--- start of Supplied information ---

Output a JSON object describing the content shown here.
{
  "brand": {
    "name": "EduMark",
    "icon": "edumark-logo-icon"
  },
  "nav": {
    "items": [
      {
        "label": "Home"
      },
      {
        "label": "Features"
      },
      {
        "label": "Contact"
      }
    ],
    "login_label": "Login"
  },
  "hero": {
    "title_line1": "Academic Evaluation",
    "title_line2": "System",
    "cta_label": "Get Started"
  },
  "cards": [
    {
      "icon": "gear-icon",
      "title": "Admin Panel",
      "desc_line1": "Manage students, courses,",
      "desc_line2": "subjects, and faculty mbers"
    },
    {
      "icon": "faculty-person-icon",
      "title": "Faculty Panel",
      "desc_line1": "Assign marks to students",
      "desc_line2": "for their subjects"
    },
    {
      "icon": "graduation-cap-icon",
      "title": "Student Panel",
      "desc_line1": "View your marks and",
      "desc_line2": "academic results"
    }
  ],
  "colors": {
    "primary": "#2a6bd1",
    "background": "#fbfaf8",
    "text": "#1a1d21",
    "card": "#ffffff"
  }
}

--- end of Supplied information ---

● **Short exercise**
Please quote every record above exactly as it appears.

● **The answer**
Output a JSON object describing the content shown here.
{
  "brand": {
    "name": "EduMark",
    "icon": "edumark-logo-icon"
  },
  "nav": {
    "items": [
      {
        "label": "Home"
      },
      {
        "label": "Features"
      },
      {
        "label": "Contact"
      }
    ],
    "login_label": "Login"
  },
  "hero": {
    "title_line1": "Academic Evaluation",
    "title_line2": "System",
    "cta_label": "Get Started"
  },
  "cards": [
    {
      "icon": "gear-icon",
      "title": "Admin Panel",
      "desc_line1": "Manage students, courses,",
      "desc_line2": "subjects, and faculty mbers"
    },
    {
      "icon": "faculty-person-icon",
      "title": "Faculty Panel",
      "desc_line1": "Assign marks to students",
      "desc_line2": "for their subjects"
    },
    {
      "icon": "graduation-cap-icon",
      "title": "Student Panel",
      "desc_line1": "View your marks and",
      "desc_line2": "academic results"
    }
  ],
  "colors": {
    "primary": "#2a6bd1",
    "background": "#fbfaf8",
    "text": "#1a1d21",
    "card": "#ffffff"
  }
}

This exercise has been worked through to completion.